■ Task instructions ■
Retype the data below without altering anything.
-- BEGIN Information given --
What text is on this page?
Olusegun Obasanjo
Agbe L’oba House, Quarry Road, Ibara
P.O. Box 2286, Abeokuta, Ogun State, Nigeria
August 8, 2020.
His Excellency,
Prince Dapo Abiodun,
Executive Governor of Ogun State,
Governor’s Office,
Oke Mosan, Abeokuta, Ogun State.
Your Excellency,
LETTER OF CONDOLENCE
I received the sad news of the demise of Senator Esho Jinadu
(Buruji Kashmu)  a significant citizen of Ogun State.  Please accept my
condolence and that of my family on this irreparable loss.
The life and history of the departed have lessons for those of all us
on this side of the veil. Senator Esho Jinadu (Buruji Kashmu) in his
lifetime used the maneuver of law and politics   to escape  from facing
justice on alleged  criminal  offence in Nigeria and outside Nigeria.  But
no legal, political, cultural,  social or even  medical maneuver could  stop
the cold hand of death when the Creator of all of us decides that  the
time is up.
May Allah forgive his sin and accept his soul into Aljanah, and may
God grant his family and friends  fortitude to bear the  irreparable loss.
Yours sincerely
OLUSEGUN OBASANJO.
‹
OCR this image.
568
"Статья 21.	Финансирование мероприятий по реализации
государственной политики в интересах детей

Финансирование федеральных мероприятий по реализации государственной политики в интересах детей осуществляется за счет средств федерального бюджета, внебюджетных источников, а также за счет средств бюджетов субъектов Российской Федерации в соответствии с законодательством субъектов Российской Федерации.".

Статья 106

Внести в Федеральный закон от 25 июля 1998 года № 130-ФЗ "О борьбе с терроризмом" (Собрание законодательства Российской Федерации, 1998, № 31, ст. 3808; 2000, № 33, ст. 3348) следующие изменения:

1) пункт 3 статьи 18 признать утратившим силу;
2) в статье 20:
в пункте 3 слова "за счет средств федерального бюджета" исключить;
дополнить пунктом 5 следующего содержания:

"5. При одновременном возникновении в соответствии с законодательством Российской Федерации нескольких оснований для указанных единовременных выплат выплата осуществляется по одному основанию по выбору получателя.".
-- END Information given --
■ The reply ■
What text is on this page?
Olusegun Obasanjo
Agbe L’oba House, Quarry Road, Ibara
P.O. Box 2286, Abeokuta, Ogun State, Nigeria
August 8, 2020.
His Excellency,
Prince Dapo Abiodun,
Executive Governor of Ogun State,
Governor’s Office,
Oke Mosan, Abeokuta, Ogun State.
Your Excellency,
LETTER OF CONDOLENCE
I received the sad news of the demise of Senator Esho Jinadu
(Buruji Kashmu)  a significant citizen of Ogun State.  Please accept my
condolence and that of my family on this irreparable loss.
The life and history of the departed have lessons for those of all us
on this side of the veil. Senator Esho Jinadu (Buruji Kashmu) in his
lifetime used the maneuver of law and politics   to escape  from facing
justice on alleged  criminal  offence in Nigeria and outside Nigeria.  But
no legal, political, cultural,  social or even  medical maneuver could  stop
the cold hand of death when the Creator of all of us decides that  the
time is up.
May Allah forgive his sin and accept his soul into Aljanah, and may
God grant his family and friends  fortitude to bear the  irreparable loss.
Yours sincerely
OLUSEGUN OBASANJO.
‹
OCR this image.
568
"Статья 21.	Финансирование мероприятий по реализации
государственной политики в интересах детей

Финансирование федеральных мероприятий по реализации государственной политики в интересах детей осуществляется за счет средств федерального бюджета, внебюджетных источников, а также за счет средств бюджетов субъектов Российской Федерации в соответствии с законодательством субъектов Российской Федерации.".

Статья 106

Внести в Федеральный закон от 25 июля 1998 года № 130-ФЗ "О борьбе с терроризмом" (Собрание законодательства Российской Федерации, 1998, № 31, ст. 3808; 2000, № 33, ст. 3348) следующие изменения:

1) пункт 3 статьи 18 признать утратившим силу;
2) в статье 20:
в пункте 3 слова "за счет средств федерального бюджета" исключить;
дополнить пунктом 5 следующего содержания:

"5. При одновременном возникновении в соответствии с законодательством Российской Федерации нескольких оснований для указанных единовременных выплат выплата осуществляется по одному основанию по выбору получателя.".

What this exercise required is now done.